***** Entries

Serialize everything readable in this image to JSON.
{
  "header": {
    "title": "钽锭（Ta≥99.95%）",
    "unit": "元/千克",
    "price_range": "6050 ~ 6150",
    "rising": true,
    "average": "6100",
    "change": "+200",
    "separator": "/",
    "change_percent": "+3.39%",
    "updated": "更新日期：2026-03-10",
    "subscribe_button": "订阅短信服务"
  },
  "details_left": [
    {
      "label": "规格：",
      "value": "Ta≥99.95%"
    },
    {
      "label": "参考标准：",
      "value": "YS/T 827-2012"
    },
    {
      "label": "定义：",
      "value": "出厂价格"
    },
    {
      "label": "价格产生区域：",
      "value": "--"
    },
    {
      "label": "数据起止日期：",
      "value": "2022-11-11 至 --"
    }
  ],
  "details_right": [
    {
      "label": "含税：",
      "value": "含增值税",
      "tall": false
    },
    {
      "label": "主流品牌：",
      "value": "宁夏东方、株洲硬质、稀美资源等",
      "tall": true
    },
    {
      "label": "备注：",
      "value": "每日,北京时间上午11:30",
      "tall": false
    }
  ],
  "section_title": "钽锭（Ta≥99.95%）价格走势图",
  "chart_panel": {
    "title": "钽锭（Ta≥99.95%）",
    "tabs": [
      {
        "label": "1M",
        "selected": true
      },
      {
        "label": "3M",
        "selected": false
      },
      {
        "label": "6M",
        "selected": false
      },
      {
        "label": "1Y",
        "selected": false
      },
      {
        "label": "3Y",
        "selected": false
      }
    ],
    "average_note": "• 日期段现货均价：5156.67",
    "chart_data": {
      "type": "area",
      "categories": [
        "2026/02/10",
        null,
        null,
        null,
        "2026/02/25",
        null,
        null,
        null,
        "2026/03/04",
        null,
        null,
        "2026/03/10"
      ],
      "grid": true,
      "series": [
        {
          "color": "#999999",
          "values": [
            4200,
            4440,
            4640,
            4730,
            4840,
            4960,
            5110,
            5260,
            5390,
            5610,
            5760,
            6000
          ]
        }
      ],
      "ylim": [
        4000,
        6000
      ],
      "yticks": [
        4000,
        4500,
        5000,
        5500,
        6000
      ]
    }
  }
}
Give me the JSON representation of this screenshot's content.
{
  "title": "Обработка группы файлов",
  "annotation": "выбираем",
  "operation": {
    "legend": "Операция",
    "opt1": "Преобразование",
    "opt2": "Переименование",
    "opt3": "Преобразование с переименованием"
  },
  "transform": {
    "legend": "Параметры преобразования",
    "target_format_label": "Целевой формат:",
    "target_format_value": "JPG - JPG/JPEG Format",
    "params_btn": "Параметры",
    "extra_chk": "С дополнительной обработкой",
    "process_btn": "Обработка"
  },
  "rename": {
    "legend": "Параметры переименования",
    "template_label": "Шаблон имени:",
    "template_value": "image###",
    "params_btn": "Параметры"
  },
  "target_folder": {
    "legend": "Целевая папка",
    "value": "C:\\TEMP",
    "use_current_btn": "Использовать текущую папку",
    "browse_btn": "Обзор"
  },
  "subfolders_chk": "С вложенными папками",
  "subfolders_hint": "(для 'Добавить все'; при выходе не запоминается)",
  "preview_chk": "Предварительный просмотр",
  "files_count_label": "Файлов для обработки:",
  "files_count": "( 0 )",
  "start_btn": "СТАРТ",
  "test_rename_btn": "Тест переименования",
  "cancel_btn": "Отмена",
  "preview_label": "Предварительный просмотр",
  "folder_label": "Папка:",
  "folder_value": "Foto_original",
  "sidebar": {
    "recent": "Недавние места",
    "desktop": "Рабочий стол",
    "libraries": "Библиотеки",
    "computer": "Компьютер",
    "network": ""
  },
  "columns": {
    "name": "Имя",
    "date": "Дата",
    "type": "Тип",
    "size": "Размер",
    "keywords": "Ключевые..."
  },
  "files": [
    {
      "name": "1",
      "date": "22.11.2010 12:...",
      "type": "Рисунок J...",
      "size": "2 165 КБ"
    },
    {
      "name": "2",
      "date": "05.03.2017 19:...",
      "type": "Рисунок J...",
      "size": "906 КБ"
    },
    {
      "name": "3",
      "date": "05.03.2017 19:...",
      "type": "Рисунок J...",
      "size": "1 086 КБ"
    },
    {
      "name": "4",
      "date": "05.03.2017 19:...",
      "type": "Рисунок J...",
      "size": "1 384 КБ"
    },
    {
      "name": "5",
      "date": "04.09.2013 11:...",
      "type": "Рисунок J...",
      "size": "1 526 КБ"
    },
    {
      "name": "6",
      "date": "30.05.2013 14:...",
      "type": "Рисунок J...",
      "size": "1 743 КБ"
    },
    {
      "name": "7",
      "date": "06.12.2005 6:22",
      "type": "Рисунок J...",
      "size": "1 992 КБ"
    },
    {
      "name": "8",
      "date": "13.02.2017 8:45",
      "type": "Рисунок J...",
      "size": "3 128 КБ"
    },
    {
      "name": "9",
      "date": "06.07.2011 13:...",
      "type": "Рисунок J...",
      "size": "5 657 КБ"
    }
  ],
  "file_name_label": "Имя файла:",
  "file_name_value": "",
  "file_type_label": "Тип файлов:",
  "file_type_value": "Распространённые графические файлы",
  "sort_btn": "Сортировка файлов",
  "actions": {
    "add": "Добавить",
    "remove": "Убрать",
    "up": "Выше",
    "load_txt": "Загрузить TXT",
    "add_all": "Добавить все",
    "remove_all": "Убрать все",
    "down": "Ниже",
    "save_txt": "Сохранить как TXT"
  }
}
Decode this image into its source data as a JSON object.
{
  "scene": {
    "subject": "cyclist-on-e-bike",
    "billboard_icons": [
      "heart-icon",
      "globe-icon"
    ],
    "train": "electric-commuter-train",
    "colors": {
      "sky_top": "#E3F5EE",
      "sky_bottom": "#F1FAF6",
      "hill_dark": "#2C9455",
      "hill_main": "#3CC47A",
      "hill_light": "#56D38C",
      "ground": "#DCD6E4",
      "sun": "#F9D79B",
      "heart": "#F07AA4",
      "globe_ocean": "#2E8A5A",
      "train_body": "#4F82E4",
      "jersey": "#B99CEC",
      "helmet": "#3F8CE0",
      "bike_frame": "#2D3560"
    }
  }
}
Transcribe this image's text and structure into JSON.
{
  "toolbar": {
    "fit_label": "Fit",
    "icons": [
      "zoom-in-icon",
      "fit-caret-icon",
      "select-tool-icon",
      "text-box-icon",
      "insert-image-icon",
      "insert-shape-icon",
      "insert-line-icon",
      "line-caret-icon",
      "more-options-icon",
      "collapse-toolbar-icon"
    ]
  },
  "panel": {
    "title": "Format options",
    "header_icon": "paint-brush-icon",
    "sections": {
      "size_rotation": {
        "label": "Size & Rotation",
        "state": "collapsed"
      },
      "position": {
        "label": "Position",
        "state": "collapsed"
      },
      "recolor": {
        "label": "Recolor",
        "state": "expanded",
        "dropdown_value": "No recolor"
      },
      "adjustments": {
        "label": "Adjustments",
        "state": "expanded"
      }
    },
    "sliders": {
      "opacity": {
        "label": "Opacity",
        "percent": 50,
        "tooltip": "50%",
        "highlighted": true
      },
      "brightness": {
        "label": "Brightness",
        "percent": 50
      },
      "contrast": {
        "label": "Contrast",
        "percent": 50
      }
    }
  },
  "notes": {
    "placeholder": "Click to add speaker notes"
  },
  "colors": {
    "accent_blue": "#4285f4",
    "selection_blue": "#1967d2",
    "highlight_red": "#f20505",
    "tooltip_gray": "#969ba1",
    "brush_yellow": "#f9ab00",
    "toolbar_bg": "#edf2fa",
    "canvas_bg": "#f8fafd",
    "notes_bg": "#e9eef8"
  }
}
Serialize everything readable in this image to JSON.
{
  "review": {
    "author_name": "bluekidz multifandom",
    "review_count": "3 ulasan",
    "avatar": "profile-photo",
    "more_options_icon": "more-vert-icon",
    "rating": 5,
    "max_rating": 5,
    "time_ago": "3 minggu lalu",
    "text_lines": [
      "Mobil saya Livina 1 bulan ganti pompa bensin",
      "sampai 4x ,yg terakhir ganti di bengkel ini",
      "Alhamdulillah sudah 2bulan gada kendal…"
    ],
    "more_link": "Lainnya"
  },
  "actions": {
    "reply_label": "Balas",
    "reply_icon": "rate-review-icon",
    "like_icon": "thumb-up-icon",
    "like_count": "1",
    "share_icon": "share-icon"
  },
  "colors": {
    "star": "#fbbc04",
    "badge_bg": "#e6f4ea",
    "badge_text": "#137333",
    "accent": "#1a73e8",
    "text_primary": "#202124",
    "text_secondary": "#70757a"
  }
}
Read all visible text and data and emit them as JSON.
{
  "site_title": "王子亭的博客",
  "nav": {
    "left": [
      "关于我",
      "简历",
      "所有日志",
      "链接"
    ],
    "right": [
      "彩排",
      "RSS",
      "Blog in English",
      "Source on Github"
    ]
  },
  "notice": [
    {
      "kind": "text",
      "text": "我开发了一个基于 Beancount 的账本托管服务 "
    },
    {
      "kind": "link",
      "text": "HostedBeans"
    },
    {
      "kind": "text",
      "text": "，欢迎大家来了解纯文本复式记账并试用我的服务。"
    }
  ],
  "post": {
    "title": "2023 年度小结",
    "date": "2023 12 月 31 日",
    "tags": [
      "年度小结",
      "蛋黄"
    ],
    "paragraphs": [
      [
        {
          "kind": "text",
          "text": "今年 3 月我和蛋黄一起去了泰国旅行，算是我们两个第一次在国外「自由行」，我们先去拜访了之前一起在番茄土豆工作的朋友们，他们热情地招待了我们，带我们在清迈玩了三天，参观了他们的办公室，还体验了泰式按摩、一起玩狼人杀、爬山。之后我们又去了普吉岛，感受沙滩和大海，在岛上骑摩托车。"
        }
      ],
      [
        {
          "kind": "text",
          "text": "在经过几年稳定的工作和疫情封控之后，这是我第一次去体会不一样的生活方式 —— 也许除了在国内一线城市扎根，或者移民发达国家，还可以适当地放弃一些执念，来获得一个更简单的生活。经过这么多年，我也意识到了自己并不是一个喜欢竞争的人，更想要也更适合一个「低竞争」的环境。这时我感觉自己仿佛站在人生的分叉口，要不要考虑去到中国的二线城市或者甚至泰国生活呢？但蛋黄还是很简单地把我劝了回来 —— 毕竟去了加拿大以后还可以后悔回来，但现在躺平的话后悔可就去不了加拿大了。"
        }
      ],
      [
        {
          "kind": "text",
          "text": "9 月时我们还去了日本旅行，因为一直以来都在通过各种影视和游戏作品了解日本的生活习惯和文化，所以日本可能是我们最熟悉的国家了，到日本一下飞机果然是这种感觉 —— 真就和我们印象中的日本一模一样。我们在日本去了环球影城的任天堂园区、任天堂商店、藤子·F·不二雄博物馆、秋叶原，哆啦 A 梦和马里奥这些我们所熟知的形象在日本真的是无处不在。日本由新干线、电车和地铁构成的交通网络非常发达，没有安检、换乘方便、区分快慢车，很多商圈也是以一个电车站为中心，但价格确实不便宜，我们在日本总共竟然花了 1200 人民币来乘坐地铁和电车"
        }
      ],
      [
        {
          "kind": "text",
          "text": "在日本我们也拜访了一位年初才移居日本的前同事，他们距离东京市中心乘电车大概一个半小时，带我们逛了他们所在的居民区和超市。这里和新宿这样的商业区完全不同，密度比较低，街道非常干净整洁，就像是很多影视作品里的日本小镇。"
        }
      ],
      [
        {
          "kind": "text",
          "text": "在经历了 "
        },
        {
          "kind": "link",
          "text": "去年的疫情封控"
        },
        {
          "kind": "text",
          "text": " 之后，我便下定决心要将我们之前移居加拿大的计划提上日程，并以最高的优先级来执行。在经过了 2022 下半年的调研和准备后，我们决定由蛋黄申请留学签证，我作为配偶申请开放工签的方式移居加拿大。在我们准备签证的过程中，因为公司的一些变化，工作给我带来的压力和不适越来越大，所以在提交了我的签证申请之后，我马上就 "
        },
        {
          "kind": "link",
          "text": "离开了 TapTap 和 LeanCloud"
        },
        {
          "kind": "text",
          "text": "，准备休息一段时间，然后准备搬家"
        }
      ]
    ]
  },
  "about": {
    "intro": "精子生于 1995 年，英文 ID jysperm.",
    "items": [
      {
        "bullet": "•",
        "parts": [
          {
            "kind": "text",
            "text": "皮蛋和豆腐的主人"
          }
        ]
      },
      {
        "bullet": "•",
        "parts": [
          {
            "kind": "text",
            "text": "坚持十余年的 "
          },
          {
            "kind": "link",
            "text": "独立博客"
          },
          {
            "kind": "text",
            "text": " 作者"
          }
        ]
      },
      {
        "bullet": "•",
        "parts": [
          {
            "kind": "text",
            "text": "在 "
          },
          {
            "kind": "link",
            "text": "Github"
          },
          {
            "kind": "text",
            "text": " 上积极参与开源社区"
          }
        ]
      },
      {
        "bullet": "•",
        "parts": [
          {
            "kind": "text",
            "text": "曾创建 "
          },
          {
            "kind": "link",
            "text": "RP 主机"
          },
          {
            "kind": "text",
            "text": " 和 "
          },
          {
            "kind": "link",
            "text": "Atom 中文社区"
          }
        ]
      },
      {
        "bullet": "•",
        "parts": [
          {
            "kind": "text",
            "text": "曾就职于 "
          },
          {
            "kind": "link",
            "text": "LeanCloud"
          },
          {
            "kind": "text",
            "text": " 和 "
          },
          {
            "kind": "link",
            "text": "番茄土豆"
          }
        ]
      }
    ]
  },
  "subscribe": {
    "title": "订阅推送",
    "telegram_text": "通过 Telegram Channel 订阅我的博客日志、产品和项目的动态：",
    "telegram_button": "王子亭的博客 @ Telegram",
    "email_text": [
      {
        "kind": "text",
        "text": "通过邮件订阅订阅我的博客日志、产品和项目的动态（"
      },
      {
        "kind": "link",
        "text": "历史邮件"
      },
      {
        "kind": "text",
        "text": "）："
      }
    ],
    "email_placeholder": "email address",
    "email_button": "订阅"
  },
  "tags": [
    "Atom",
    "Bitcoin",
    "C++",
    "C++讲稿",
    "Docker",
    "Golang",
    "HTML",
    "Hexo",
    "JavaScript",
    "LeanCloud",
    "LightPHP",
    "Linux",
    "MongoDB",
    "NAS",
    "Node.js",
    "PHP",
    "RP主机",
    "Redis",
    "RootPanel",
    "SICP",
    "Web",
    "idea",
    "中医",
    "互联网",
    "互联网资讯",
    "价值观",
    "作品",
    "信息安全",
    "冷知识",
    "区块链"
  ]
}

**********

What is needed
Make a copy of each line that contains the string "Добавить".

Finished task
  "subfolders_hint": "(для 'Добавить все'; при выходе не запоминается)",
    "add": "Добавить",
    "add_all": "Добавить все",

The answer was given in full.